── Records ──
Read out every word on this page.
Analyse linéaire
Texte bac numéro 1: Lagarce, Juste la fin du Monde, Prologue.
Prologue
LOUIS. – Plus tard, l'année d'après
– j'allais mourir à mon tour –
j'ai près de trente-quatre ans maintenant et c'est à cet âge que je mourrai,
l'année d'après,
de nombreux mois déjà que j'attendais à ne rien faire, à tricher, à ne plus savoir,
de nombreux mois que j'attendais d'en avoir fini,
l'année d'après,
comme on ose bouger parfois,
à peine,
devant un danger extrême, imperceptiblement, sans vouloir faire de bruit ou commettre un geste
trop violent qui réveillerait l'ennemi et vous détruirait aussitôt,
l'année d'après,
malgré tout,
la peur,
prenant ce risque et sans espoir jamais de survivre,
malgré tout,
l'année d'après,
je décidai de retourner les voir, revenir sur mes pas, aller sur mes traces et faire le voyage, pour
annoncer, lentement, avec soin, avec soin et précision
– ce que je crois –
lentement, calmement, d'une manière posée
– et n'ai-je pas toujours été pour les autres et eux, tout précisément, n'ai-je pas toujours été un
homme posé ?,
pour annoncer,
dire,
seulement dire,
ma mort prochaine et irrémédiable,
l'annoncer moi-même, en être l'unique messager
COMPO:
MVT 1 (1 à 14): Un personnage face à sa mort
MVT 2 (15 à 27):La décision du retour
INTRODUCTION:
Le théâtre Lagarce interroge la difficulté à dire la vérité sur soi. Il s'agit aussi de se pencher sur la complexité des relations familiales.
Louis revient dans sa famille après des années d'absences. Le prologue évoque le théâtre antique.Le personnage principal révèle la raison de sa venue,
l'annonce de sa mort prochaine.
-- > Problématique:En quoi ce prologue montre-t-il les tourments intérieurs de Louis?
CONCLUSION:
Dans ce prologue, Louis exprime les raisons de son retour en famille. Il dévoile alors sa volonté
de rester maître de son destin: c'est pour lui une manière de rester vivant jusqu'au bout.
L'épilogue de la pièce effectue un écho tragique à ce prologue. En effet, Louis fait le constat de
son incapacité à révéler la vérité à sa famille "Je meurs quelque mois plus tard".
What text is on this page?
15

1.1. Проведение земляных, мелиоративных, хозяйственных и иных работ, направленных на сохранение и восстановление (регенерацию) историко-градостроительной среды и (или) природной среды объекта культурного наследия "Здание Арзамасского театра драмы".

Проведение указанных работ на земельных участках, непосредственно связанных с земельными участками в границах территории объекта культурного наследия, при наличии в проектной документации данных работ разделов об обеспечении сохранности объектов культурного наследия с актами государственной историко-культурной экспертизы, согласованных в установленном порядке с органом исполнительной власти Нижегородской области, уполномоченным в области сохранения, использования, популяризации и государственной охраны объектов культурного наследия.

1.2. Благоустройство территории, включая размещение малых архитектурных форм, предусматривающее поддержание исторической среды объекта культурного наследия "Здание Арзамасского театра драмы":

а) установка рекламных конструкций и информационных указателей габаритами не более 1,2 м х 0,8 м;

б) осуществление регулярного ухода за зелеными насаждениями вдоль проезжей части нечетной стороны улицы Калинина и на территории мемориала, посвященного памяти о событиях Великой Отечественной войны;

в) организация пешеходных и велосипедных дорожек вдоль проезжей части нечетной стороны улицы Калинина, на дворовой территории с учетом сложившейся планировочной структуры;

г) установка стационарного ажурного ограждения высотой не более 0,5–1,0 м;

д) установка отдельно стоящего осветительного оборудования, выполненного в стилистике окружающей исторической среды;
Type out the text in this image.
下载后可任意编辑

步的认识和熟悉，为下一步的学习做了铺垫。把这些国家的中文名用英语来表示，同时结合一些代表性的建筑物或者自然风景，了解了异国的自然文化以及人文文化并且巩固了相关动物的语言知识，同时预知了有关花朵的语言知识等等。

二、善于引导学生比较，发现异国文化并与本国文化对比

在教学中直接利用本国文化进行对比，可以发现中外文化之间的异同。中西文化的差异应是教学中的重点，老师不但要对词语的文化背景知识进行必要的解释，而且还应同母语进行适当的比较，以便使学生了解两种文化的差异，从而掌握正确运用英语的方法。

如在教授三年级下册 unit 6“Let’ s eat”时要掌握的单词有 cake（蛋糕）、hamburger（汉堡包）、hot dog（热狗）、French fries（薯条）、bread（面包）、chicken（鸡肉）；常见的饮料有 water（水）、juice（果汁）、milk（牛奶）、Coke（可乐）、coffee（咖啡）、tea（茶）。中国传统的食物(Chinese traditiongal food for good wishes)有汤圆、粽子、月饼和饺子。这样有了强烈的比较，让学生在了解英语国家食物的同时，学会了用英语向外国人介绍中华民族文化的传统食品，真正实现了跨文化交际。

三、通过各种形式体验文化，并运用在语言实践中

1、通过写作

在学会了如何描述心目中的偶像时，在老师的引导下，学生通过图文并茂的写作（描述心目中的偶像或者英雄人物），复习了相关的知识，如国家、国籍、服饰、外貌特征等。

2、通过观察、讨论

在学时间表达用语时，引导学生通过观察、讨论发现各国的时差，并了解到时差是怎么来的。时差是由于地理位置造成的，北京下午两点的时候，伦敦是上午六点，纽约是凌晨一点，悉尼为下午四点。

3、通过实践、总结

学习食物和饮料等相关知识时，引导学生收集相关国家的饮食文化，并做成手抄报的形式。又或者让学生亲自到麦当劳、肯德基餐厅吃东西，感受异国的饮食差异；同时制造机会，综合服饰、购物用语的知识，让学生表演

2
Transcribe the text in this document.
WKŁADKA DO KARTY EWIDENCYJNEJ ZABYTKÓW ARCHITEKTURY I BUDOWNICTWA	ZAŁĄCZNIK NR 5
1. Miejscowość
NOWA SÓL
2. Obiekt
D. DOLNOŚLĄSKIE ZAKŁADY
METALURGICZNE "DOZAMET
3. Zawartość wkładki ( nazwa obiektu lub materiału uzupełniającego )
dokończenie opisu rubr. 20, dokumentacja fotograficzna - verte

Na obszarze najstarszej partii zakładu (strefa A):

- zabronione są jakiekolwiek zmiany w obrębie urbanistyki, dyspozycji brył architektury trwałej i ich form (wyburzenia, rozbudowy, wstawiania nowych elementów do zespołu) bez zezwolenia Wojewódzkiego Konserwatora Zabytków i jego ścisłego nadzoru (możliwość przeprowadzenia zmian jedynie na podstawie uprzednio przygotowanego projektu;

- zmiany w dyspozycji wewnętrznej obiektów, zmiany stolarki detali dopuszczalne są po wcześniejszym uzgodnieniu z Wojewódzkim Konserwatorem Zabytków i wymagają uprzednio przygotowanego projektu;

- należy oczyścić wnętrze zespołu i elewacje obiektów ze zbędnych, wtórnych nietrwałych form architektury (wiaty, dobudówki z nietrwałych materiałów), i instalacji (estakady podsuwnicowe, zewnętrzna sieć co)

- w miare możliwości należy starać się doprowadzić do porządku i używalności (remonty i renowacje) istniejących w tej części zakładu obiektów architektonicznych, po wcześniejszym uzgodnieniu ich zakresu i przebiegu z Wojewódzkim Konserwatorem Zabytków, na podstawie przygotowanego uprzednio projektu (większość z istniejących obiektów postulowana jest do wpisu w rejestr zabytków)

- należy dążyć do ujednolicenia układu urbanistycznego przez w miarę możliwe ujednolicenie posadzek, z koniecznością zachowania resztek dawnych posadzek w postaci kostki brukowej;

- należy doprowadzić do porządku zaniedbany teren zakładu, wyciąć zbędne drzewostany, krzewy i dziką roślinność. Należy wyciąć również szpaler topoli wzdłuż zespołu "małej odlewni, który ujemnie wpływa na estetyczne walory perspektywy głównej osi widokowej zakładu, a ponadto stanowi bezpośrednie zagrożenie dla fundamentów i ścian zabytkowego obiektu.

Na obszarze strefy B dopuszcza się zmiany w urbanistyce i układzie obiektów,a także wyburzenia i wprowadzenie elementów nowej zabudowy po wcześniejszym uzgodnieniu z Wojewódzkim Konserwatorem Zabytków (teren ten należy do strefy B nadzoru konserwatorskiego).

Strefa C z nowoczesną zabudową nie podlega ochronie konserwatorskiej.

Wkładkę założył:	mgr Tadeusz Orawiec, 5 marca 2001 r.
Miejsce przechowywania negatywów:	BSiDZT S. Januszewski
───
• **Requirement**
Only the number is needed here: how many lines of the records contain "attendais"?

• **Task answer**
2